** Begin Given records **
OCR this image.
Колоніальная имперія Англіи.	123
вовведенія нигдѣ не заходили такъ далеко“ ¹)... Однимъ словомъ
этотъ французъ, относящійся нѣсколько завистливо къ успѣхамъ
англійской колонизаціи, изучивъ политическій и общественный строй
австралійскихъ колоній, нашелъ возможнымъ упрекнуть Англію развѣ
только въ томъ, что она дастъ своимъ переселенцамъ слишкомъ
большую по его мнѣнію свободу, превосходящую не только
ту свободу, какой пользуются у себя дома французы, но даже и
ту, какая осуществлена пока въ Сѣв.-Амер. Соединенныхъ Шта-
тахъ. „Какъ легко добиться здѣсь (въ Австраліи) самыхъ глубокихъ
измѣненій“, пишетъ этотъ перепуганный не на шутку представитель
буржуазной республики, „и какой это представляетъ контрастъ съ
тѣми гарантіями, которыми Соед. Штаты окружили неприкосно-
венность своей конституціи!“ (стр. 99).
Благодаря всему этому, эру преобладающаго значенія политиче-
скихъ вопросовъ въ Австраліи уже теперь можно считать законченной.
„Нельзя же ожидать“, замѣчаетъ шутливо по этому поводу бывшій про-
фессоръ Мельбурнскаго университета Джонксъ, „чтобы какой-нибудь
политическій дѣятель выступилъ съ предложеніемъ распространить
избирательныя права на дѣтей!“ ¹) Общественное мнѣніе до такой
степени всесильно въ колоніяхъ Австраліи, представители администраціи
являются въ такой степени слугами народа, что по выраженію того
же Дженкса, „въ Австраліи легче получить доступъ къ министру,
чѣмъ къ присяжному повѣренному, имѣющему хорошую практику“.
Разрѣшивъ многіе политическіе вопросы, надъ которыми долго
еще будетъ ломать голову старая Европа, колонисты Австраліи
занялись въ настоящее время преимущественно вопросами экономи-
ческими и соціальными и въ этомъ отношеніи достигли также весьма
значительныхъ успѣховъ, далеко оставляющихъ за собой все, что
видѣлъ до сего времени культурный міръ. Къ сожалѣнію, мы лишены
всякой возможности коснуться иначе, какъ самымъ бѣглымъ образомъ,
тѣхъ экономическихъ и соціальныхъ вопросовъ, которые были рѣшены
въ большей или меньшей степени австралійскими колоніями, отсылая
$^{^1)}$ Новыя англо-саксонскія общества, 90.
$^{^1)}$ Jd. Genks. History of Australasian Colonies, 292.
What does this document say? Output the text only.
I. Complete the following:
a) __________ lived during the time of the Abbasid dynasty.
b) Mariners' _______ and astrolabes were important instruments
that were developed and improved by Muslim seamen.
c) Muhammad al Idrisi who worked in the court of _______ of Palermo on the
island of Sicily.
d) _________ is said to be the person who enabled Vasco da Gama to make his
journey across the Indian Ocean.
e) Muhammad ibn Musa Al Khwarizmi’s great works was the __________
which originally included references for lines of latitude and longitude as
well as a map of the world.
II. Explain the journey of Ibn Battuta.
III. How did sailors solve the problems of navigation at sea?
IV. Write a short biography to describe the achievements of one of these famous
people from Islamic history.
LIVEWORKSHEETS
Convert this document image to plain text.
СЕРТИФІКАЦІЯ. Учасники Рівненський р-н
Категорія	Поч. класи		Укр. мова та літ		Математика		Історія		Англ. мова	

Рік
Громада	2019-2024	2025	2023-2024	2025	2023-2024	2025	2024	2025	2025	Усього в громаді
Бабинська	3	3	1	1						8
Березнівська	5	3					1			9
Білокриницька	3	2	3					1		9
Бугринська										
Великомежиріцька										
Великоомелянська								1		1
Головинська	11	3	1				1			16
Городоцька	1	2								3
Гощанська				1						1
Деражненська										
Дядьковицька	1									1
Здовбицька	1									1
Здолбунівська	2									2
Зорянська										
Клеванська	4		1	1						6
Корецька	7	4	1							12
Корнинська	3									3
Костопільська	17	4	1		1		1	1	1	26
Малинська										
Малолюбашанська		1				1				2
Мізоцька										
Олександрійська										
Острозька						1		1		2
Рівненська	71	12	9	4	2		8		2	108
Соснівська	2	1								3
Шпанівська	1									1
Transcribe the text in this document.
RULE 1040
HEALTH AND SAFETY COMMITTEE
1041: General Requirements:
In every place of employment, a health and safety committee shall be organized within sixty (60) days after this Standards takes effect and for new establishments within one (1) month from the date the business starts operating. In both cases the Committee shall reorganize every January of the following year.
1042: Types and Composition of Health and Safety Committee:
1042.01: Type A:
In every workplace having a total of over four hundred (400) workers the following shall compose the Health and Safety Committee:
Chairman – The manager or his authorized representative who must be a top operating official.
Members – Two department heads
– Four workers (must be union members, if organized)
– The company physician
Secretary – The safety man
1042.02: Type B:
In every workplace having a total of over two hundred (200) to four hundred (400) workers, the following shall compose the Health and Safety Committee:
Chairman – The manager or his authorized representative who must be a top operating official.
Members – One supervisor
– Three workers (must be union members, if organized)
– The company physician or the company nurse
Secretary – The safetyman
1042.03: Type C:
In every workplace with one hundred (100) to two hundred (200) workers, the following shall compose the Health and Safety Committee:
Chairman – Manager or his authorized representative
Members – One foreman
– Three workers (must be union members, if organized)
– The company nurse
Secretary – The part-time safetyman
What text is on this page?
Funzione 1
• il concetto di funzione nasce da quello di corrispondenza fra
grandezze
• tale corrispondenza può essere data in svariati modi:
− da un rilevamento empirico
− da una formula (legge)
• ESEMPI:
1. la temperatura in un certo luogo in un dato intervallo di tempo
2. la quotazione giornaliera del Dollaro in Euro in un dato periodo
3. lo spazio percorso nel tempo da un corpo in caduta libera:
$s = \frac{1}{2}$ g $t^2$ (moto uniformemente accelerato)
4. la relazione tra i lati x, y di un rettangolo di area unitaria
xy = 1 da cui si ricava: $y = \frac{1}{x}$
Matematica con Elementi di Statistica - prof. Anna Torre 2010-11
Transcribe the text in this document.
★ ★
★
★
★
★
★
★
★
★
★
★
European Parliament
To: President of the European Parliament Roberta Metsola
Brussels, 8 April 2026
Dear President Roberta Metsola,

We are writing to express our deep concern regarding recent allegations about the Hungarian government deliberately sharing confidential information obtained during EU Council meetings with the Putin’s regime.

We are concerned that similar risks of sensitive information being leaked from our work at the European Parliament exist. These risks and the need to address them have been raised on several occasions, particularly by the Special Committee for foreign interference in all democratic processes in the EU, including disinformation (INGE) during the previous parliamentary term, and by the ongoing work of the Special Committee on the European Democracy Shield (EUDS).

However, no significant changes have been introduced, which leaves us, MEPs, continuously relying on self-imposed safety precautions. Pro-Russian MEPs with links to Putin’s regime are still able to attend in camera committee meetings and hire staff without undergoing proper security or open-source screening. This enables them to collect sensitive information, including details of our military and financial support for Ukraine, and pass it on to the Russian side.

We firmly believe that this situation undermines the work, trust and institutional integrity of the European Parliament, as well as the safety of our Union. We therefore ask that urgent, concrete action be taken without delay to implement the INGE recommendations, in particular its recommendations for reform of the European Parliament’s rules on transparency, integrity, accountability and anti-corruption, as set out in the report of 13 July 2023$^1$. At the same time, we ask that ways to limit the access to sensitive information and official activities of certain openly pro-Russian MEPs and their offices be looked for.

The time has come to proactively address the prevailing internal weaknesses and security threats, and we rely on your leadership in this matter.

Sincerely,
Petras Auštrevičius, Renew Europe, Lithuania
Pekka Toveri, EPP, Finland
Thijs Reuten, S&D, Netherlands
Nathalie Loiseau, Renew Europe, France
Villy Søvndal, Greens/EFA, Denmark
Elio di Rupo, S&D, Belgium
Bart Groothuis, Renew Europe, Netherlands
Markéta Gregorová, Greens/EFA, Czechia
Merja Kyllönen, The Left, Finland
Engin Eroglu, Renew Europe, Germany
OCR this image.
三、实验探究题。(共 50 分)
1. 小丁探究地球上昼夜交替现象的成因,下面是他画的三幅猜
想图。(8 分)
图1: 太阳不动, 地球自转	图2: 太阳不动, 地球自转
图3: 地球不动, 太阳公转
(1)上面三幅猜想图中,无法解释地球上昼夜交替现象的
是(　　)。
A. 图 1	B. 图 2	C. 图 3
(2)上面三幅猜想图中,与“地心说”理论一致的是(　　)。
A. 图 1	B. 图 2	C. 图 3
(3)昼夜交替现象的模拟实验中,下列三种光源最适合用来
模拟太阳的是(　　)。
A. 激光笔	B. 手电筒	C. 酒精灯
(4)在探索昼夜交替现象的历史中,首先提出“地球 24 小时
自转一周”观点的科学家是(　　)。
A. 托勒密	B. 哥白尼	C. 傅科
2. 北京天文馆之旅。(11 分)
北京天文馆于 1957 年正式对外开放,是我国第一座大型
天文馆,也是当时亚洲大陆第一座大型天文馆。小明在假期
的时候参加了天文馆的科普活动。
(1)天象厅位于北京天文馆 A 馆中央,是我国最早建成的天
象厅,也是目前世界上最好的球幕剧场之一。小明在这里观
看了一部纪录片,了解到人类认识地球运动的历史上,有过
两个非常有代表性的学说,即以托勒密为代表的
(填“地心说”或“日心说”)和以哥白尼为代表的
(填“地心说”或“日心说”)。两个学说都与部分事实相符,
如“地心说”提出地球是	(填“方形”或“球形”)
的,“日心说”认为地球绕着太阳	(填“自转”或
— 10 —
** End Given records **
__Task directions__. Filter the entries above down to the lines containing the word "Roberta".

__Task result__.
To: President of the European Parliament Roberta Metsola
Dear President Roberta Metsola,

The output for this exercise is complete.